▽
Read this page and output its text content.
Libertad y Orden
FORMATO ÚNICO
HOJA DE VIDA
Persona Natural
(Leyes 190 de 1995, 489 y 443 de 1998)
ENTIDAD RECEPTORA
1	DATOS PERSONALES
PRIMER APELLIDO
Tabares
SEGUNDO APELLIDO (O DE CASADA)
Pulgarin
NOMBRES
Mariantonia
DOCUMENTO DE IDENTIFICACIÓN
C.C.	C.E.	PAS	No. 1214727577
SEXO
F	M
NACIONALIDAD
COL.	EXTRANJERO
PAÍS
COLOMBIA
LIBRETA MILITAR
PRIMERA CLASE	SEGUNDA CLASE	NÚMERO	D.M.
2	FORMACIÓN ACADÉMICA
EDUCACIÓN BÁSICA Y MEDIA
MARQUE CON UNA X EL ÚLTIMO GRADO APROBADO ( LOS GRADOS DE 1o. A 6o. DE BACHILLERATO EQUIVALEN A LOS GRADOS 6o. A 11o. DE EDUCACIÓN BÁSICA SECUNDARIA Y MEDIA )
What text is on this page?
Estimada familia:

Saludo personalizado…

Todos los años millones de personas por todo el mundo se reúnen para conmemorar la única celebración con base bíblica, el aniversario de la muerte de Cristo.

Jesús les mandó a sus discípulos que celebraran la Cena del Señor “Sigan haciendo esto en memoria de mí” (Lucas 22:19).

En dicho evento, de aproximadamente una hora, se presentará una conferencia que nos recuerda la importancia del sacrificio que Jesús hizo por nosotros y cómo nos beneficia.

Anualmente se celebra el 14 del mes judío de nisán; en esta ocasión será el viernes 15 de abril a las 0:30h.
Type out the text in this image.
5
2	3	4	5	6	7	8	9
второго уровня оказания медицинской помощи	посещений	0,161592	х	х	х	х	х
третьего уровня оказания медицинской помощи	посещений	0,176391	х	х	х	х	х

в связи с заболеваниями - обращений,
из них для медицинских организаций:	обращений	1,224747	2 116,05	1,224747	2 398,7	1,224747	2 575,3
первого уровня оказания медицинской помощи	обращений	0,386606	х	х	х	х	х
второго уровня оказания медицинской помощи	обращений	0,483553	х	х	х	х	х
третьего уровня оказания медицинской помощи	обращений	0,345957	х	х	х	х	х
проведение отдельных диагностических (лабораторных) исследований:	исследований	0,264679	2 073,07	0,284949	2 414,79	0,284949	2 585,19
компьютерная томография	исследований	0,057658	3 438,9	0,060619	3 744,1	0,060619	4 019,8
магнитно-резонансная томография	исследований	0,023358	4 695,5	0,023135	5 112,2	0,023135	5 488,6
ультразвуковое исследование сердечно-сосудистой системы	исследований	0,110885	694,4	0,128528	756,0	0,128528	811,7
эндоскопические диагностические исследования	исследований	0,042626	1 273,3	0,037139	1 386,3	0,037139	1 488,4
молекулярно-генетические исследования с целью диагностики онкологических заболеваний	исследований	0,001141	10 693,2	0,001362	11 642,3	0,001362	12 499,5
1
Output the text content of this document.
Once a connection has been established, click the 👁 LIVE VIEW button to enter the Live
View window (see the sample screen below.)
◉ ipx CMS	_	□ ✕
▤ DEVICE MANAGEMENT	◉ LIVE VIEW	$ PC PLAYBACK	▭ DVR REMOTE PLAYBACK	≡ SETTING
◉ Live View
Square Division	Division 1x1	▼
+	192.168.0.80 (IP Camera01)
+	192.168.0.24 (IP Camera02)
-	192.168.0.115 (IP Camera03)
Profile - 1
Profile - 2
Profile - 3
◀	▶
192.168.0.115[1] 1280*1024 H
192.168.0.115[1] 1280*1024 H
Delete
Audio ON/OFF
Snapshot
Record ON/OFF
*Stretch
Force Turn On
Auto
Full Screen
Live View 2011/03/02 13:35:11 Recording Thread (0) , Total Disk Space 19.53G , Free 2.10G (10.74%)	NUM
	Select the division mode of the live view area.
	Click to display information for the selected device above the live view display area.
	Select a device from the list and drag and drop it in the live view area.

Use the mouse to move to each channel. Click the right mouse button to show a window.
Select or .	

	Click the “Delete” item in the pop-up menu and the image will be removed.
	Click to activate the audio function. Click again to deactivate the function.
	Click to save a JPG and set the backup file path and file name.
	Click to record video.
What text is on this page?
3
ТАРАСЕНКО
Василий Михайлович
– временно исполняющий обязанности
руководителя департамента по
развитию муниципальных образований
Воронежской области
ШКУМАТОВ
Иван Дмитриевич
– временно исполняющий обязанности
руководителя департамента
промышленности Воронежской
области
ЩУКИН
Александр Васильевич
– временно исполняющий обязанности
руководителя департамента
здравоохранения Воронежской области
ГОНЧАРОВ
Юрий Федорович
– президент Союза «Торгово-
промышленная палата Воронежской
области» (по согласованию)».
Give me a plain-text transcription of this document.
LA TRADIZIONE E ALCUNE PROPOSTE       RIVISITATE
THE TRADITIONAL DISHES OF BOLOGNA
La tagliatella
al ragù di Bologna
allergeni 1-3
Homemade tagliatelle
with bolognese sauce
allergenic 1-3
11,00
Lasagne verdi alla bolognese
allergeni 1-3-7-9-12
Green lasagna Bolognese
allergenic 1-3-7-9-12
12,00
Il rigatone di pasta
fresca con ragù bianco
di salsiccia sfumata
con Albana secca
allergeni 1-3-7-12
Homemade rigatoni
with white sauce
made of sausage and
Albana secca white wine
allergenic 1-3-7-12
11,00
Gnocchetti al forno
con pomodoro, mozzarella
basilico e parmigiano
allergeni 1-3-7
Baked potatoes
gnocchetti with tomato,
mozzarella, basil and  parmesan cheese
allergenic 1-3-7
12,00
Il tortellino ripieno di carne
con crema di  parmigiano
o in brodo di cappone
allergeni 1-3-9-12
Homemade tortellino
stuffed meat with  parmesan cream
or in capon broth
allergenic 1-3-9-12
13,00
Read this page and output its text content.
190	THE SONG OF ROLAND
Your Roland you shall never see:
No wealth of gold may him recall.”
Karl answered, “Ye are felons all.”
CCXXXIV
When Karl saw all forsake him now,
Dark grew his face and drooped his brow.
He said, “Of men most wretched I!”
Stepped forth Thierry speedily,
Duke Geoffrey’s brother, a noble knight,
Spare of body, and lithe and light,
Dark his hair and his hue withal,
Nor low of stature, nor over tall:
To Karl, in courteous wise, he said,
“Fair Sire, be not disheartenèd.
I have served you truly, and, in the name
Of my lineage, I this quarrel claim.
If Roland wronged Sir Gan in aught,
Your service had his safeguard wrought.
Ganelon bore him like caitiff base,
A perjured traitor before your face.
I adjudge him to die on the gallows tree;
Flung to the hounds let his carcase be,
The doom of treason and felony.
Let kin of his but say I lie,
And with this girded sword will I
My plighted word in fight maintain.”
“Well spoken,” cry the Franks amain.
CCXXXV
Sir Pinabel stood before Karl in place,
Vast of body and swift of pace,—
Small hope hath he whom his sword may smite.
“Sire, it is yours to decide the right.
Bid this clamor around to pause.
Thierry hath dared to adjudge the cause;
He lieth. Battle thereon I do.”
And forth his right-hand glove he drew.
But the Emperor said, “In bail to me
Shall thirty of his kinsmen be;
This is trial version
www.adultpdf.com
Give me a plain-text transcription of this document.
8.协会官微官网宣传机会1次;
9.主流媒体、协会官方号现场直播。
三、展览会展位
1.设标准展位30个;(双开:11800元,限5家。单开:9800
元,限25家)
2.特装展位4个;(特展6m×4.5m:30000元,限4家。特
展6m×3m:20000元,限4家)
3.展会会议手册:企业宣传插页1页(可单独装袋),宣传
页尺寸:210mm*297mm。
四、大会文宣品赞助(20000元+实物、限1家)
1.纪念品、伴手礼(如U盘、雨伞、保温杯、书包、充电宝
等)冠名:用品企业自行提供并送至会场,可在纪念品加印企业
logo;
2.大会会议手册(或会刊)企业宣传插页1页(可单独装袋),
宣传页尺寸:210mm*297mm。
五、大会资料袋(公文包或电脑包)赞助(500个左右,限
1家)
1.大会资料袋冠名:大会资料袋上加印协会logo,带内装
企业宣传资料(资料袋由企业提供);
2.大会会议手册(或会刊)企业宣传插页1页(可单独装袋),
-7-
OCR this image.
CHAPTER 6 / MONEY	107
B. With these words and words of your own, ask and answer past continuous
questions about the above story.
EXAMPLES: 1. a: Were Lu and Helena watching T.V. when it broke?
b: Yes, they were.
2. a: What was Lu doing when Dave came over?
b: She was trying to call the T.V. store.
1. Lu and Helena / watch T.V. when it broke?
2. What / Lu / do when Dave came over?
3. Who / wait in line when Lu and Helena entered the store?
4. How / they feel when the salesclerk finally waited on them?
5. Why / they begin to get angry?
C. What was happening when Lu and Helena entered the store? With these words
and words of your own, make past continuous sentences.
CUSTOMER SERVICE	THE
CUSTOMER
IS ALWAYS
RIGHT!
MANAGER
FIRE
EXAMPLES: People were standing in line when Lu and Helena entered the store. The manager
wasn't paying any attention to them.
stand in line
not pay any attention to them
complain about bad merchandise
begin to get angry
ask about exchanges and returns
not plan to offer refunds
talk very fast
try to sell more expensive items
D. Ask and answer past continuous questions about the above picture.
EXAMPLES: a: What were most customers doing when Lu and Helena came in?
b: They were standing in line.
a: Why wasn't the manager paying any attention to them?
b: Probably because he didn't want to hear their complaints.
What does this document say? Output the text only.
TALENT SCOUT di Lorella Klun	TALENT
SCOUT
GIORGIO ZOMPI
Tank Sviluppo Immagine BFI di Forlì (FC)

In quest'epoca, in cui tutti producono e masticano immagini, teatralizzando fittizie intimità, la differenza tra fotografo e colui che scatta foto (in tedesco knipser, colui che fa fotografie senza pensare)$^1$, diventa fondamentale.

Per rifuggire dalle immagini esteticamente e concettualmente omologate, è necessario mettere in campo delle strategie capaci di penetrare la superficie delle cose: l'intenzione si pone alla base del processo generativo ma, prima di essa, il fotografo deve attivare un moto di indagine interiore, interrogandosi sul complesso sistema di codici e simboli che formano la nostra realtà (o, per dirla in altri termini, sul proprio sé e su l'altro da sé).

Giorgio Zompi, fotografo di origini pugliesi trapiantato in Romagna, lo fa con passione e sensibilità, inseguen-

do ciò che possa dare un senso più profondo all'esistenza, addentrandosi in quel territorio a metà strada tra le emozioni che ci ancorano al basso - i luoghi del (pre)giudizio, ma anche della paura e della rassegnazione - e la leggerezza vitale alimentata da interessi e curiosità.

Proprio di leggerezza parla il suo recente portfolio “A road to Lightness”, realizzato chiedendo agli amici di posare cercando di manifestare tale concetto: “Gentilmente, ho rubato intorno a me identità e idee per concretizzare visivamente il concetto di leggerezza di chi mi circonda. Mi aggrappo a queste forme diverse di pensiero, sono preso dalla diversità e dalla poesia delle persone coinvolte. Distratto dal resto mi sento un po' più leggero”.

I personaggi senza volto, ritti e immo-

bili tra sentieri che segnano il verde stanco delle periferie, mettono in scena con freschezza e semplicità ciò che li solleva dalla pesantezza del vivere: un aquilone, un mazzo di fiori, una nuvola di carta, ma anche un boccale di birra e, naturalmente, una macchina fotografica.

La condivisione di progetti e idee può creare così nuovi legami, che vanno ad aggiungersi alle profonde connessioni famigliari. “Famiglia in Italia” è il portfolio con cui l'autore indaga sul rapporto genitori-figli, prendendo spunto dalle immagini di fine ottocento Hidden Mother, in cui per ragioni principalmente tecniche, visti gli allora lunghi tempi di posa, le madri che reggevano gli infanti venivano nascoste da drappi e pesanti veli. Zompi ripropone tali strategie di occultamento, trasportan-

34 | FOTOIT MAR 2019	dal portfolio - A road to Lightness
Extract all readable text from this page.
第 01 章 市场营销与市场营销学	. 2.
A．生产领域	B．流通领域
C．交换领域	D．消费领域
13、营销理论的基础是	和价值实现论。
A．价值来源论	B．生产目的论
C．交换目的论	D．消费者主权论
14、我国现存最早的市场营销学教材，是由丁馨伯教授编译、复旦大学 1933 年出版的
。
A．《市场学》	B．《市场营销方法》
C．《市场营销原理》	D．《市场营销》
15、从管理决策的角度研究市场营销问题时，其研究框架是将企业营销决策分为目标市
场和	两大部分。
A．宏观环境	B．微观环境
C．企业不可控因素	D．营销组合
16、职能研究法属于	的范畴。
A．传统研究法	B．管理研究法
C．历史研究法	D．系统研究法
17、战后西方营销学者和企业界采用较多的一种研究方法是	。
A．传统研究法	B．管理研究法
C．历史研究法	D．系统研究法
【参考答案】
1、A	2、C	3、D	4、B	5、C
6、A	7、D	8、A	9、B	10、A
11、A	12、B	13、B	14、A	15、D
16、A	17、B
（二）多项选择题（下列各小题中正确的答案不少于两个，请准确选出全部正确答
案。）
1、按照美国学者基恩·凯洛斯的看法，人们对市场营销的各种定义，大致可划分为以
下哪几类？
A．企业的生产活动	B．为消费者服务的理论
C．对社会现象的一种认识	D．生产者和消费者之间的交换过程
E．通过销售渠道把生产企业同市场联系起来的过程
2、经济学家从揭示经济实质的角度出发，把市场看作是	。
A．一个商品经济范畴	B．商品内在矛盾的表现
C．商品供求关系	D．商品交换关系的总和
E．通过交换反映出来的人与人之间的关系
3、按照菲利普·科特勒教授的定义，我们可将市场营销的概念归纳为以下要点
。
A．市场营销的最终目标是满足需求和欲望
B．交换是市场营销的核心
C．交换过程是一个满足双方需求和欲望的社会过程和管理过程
△
Aim:
Check each line of the records for "Воронежской" and copy the ones that contain it.

Solution to this problem:
Воронежской области
промышленности Воронежской
здравоохранения Воронежской области
промышленная палата Воронежской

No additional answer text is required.